> **Given problem**
Copy all the material that follows, keeping every character the same.

[A run of records]
+ + +

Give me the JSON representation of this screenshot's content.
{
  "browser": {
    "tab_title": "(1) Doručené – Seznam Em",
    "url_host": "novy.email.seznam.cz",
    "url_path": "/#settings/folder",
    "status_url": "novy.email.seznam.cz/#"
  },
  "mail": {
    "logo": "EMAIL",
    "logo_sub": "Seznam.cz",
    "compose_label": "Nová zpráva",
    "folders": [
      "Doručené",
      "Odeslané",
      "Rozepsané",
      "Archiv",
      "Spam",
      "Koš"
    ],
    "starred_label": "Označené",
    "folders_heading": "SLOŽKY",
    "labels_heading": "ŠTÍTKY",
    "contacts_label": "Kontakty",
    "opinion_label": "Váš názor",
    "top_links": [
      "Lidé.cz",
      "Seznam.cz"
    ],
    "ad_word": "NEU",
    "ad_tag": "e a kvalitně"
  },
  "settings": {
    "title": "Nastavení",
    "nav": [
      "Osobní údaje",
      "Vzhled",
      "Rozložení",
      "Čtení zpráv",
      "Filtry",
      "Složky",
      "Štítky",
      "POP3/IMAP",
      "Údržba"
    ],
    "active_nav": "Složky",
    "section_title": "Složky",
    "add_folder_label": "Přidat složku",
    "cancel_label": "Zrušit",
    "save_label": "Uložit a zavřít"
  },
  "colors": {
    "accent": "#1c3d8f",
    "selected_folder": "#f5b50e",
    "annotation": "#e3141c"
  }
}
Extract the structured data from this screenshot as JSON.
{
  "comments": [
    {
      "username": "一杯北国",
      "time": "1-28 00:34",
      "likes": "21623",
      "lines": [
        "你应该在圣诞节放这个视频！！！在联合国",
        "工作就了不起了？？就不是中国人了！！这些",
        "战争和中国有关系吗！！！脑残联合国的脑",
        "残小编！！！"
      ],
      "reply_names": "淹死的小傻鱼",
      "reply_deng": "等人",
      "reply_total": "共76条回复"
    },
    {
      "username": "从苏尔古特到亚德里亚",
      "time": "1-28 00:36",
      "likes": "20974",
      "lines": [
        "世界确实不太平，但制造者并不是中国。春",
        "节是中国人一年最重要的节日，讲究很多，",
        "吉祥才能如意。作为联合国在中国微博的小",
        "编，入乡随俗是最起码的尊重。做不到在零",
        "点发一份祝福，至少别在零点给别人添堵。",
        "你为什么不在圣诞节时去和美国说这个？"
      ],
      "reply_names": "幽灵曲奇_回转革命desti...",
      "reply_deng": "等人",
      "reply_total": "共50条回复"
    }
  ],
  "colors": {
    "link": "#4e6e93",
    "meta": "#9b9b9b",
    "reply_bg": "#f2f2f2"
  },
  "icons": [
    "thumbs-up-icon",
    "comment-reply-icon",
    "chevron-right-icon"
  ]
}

+ + +

> **Exercise answer**
Give me the JSON representation of this screenshot's content.
{
  "browser": {
    "tab_title": "(1) Doručené – Seznam Em",
    "url_host": "novy.email.seznam.cz",
    "url_path": "/#settings/folder",
    "status_url": "novy.email.seznam.cz/#"
  },
  "mail": {
    "logo": "EMAIL",
    "logo_sub": "Seznam.cz",
    "compose_label": "Nová zpráva",
    "folders": [
      "Doručené",
      "Odeslané",
      "Rozepsané",
      "Archiv",
      "Spam",
      "Koš"
    ],
    "starred_label": "Označené",
    "folders_heading": "SLOŽKY",
    "labels_heading": "ŠTÍTKY",
    "contacts_label": "Kontakty",
    "opinion_label": "Váš názor",
    "top_links": [
      "Lidé.cz",
      "Seznam.cz"
    ],
    "ad_word": "NEU",
    "ad_tag": "e a kvalitně"
  },
  "settings": {
    "title": "Nastavení",
    "nav": [
      "Osobní údaje",
      "Vzhled",
      "Rozložení",
      "Čtení zpráv",
      "Filtry",
      "Složky",
      "Štítky",
      "POP3/IMAP",
      "Údržba"
    ],
    "active_nav": "Složky",
    "section_title": "Složky",
    "add_folder_label": "Přidat složku",
    "cancel_label": "Zrušit",
    "save_label": "Uložit a zavřít"
  },
  "colors": {
    "accent": "#1c3d8f",
    "selected_folder": "#f5b50e",
    "annotation": "#e3141c"
  }
}
Extract the structured data from this screenshot as JSON.
{
  "comments": [
    {
      "username": "一杯北国",
      "time": "1-28 00:34",
      "likes": "21623",
      "lines": [
        "你应该在圣诞节放这个视频！！！在联合国",
        "工作就了不起了？？就不是中国人了！！这些",
        "战争和中国有关系吗！！！脑残联合国的脑",
        "残小编！！！"
      ],
      "reply_names": "淹死的小傻鱼",
      "reply_deng": "等人",
      "reply_total": "共76条回复"
    },
    {
      "username": "从苏尔古特到亚德里亚",
      "time": "1-28 00:36",
      "likes": "20974",
      "lines": [
        "世界确实不太平，但制造者并不是中国。春",
        "节是中国人一年最重要的节日，讲究很多，",
        "吉祥才能如意。作为联合国在中国微博的小",
        "编，入乡随俗是最起码的尊重。做不到在零",
        "点发一份祝福，至少别在零点给别人添堵。",
        "你为什么不在圣诞节时去和美国说这个？"
      ],
      "reply_names": "幽灵曲奇_回转革命desti...",
      "reply_deng": "等人",
      "reply_total": "共50条回复"
    }
  ],
  "colors": {
    "link": "#4e6e93",
    "meta": "#9b9b9b",
    "reply_bg": "#f2f2f2"
  },
  "icons": [
    "thumbs-up-icon",
    "comment-reply-icon",
    "chevron-right-icon"
  ]
}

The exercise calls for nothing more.